#### PROBLEM TO SOLVE
Identify all lines of the data containing the string "Tehran" and copy them.

-- -- --

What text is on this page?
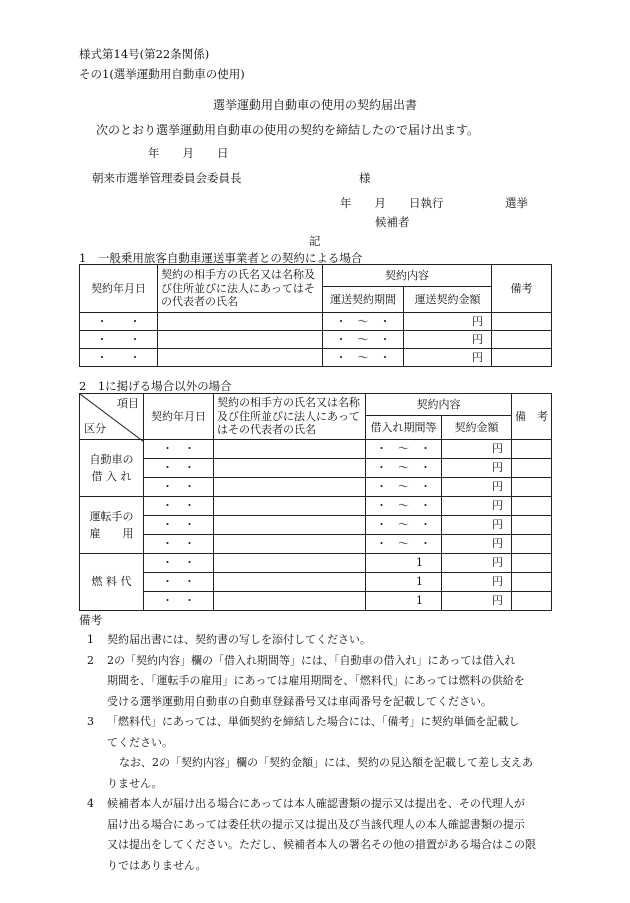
様式第14号(第22条関係)
その1(選挙運動用自動車の使用)
選挙運動用自動車の使用の契約届出書
次のとおり選挙運動用自動車の使用の契約を締結したので届け出ます。
年　　月　　日
朝来市選挙管理委員会委員長	様
年　　月　　日執行	選挙
候補者
記
1　一般乗用旅客自動車運送事業者との契約による場合
契約年月日	契約の相手方の氏名又は名称及び住所並びに法人にあってはその代表者の氏名	契約内容		備考
		運送契約期間	運送契約金額	
・　　・		・　～　・	円	
・　　・		・　～　・	円	
・　　・		・　～　・	円	
2　1に掲げる場合以外の場合
項目
区分	契約年月日	契約の相手方の氏名又は名称及び住所並びに法人にあってはその代表者の氏名	契約内容		備　考
			借入れ期間等	契約金額	

自動車の
借 入 れ	・　・		・　～　・	円	
	・　・		・　～　・	円	
	・　・		・　～　・	円	

運転手の
雇　　用	・　・		・　～　・	円	
	・　・		・　～　・	円	
	・　・		・　～　・	円	

燃 料 代	・　・		1	円	
	・　・		1	円	
	・　・		1	円	
備考
1 契約届出書には、契約書の写しを添付してください。
2 2の「契約内容」欄の「借入れ期間等」には、「自動車の借入れ」にあっては借入れ
期間を、「運転手の雇用」にあっては雇用期間を、「燃料代」にあっては燃料の供給を
受ける選挙運動用自動車の自動車登録番号又は車両番号を記載してください。
3 「燃料代」にあっては、単価契約を締結した場合には、「備考」に契約単価を記載し
てください。
なお、2の「契約内容」欄の「契約金額」には、契約の見込額を記載して差し支えあ
りません。
4 候補者本人が届け出る場合にあっては本人確認書類の提示又は提出を、その代理人が
届け出る場合にあっては委任状の提示又は提出及び当該代理人の本人確認書類の提示
又は提出をしてください。ただし、候補者本人の署名その他の措置がある場合はこの限
りではありません。
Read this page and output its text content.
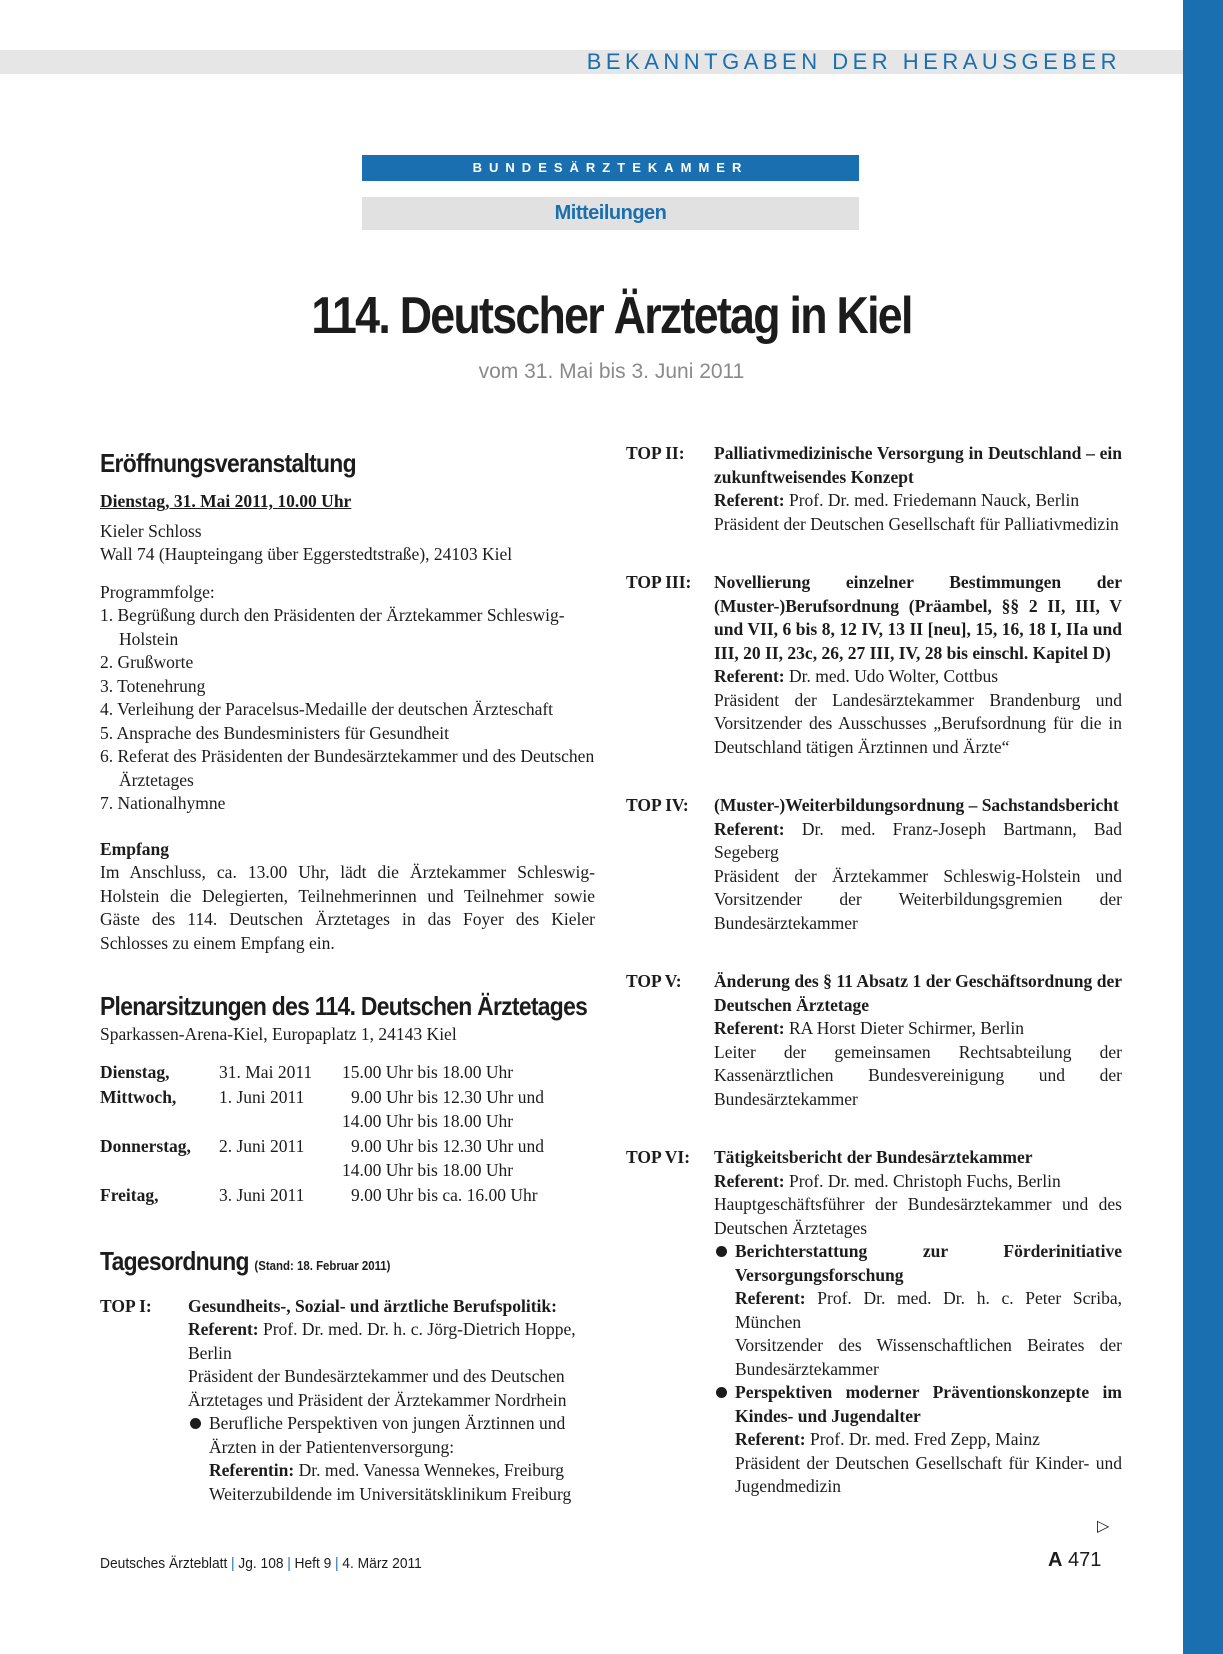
BEKANNTGABEN DER HERAUSGEBER
BUNDESÄRZTEKAMMER
Mitteilungen
114. Deutscher Ärztetag in Kiel
vom 31. Mai bis 3. Juni 2011
Eröffnungsveranstaltung
Dienstag, 31. Mai 2011, 10.00 Uhr

Kieler Schloss

Wall 74 (Haupteingang über Eggerstedtstraße), 24103 Kiel

Programmfolge:

1. Begrüßung durch den Präsidenten der Ärztekammer Schleswig-Holstein

2. Grußworte

3. Totenehrung

4. Verleihung der Paracelsus-Medaille der deutschen Ärzteschaft

5. Ansprache des Bundesministers für Gesundheit

6. Referat des Präsidenten der Bundesärztekammer und des Deutschen Ärztetages

7. Nationalhymne

Empfang

Im Anschluss, ca. 13.00 Uhr, lädt die Ärztekammer Schleswig-Holstein die Delegierten, Teilnehmerinnen und Teilnehmer sowie Gäste des 114. Deutschen Ärztetages in das Foyer des Kieler Schlosses zu einem Empfang ein.

Plenarsitzungen des 114. Deutschen Ärztetages

Sparkassen-Arena-Kiel, Europaplatz 1, 24143 Kiel

Dienstag,	31. Mai 2011	15.00 Uhr bis 18.00 Uhr
Mittwoch,	1. Juni 2011	9.00 Uhr bis 12.30 Uhr und
14.00 Uhr bis 18.00 Uhr
Donnerstag,	2. Juni 2011	9.00 Uhr bis 12.30 Uhr und
14.00 Uhr bis 18.00 Uhr
Freitag,	3. Juni 2011	9.00 Uhr bis ca. 16.00 Uhr
Tagesordnung (Stand: 18. Februar 2011)
TOP I:	Gesundheits-, Sozial- und ärztliche Berufspolitik:

Referent: Prof. Dr. med. Dr. h. c. Jörg-Dietrich Hoppe, Berlin

Präsident der Bundesärztekammer und des Deutschen Ärztetages und Präsident der Ärztekammer Nordrhein

Berufliche Perspektiven von jungen Ärztinnen und Ärzten in der Patientenversorgung:

Referentin: Dr. med. Vanessa Wennekes, Freiburg

Weiterzubildende im Universitätsklinikum Freiburg

TOP II:	Palliativmedizinische Versorgung in Deutschland – ein zukunftweisendes Konzept

Referent: Prof. Dr. med. Friedemann Nauck, Berlin

Präsident der Deutschen Gesellschaft für Palliativmedizin

TOP III:	Novellierung einzelner Bestimmungen der (Muster-)Berufsordnung (Präambel, §§ 2 II, III, V und VII, 6 bis 8, 12 IV, 13 II [neu], 15, 16, 18 I, IIa und III, 20 II, 23c, 26, 27 III, IV, 28 bis einschl. Kapitel D)

Referent: Dr. med. Udo Wolter, Cottbus

Präsident der Landesärztekammer Brandenburg und Vorsitzender des Ausschusses „Berufsordnung für die in Deutschland tätigen Ärztinnen und Ärzte“

TOP IV:	(Muster-)Weiterbildungsordnung – Sachstandsbericht

Referent: Dr. med. Franz-Joseph Bartmann, Bad Segeberg

Präsident der Ärztekammer Schleswig-Holstein und Vorsitzender der Weiterbildungsgremien der Bundesärztekammer

TOP V:	Änderung des § 11 Absatz 1 der Geschäftsordnung der Deutschen Ärztetage

Referent: RA Horst Dieter Schirmer, Berlin

Leiter der gemeinsamen Rechtsabteilung der Kassenärztlichen Bundesvereinigung und der Bundesärztekammer

TOP VI:	Tätigkeitsbericht der Bundesärztekammer

Referent: Prof. Dr. med. Christoph Fuchs, Berlin

Hauptgeschäftsführer der Bundesärztekammer und des Deutschen Ärztetages

Berichterstattung zur Förderinitiative Versorgungsforschung

Referent: Prof. Dr. med. Dr. h. c. Peter Scriba, München

Vorsitzender des Wissenschaftlichen Beirates der Bundesärztekammer

Perspektiven moderner Präventionskonzepte im Kindes- und Jugendalter

Referent: Prof. Dr. med. Fred Zepp, Mainz

Präsident der Deutschen Gesellschaft für Kinder- und Jugendmedizin

▷
Deutsches Ärzteblatt | Jg. 108 | Heft 9 | 4. März 2011	A 471
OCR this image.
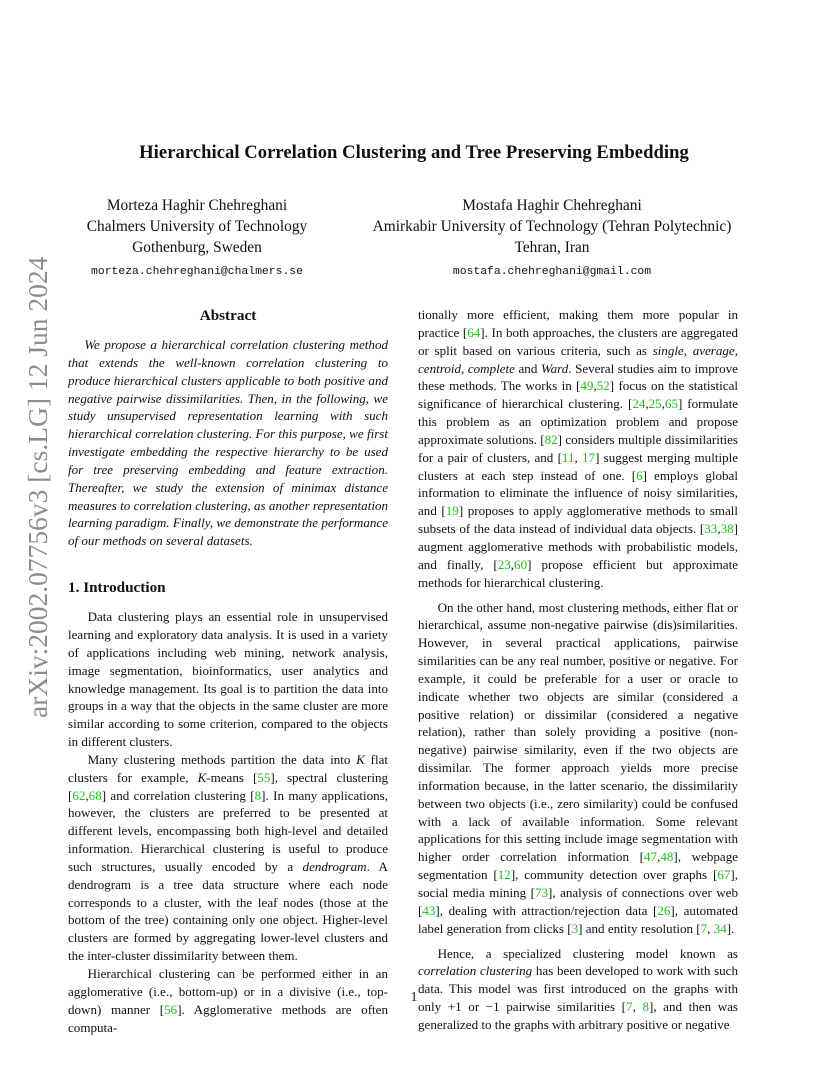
Hierarchical Correlation Clustering and Tree Preserving Embedding
Morteza Haghir Chehreghani
Chalmers University of Technology
Gothenburg, Sweden
morteza.chehreghani@chalmers.se
Mostafa Haghir Chehreghani
Amirkabir University of Technology (Tehran Polytechnic)
Tehran, Iran
mostafa.chehreghani@gmail.com
arXiv:2002.07756v3 [cs.LG] 12 Jun 2024	Abstract

We propose a hierarchical correlation clustering method that extends the well-known correlation clustering to produce hierarchical clusters applicable to both positive and negative pairwise dissimilarities. Then, in the following, we study unsupervised representation learning with such hierarchical correlation clustering. For this purpose, we first investigate embedding the respective hierarchy to be used for tree preserving embedding and feature extraction. Thereafter, we study the extension of minimax distance measures to correlation clustering, as another representation learning paradigm. Finally, we demonstrate the performance of our methods on several datasets.

1. Introduction

Data clustering plays an essential role in unsupervised learning and exploratory data analysis. It is used in a variety of applications including web mining, network analysis, image segmentation, bioinformatics, user analytics and knowledge management. Its goal is to partition the data into groups in a way that the objects in the same cluster are more similar according to some criterion, compared to the objects in different clusters.

Many clustering methods partition the data into K flat clusters for example, K-means [55], spectral clustering [62,68] and correlation clustering [8]. In many applications, however, the clusters are preferred to be presented at different levels, encompassing both high-level and detailed information. Hierarchical clustering is useful to produce such structures, usually encoded by a dendrogram. A dendrogram is a tree data structure where each node corresponds to a cluster, with the leaf nodes (those at the bottom of the tree) containing only one object. Higher-level clusters are formed by aggregating lower-level clusters and the inter-cluster dissimilarity between them.

Hierarchical clustering can be performed either in an agglomerative (i.e., bottom-up) or in a divisive (i.e., top-down) manner [56]. Agglomerative methods are often computa-

tionally more efficient, making them more popular in practice [64]. In both approaches, the clusters are aggregated or split based on various criteria, such as single, average, centroid, complete and Ward. Several studies aim to improve these methods. The works in [49,52] focus on the statistical significance of hierarchical clustering. [24,25,65] formulate this problem as an optimization problem and propose approximate solutions. [82] considers multiple dissimilarities for a pair of clusters, and [11, 17] suggest merging multiple clusters at each step instead of one. [6] employs global information to eliminate the influence of noisy similarities, and [19] proposes to apply agglomerative methods to small subsets of the data instead of individual data objects. [33,38] augment agglomerative methods with probabilistic models, and finally, [23,60] propose efficient but approximate methods for hierarchical clustering.

On the other hand, most clustering methods, either flat or hierarchical, assume non-negative pairwise (dis)similarities. However, in several practical applications, pairwise similarities can be any real number, positive or negative. For example, it could be preferable for a user or oracle to indicate whether two objects are similar (considered a positive relation) or dissimilar (considered a negative relation), rather than solely providing a positive (non-negative) pairwise similarity, even if the two objects are dissimilar. The former approach yields more precise information because, in the latter scenario, the dissimilarity between two objects (i.e., zero similarity) could be confused with a lack of available information. Some relevant applications for this setting include image segmentation with higher order correlation information [47,48], webpage segmentation [12], community detection over graphs [67], social media mining [73], analysis of connections over web [43], dealing with attraction/rejection data [26], automated label generation from clicks [3] and entity resolution [7, 34].

Hence, a specialized clustering model known as correlation clustering has been developed to work with such data. This model was first introduced on the graphs with only +1 or −1 pairwise similarities [7, 8], and then was generalized to the graphs with arbitrary positive or negative

1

-- -- --

#### SOLUTION TO THIS PROBLEM
Amirkabir University of Technology (Tehran Polytechnic)
Tehran, Iran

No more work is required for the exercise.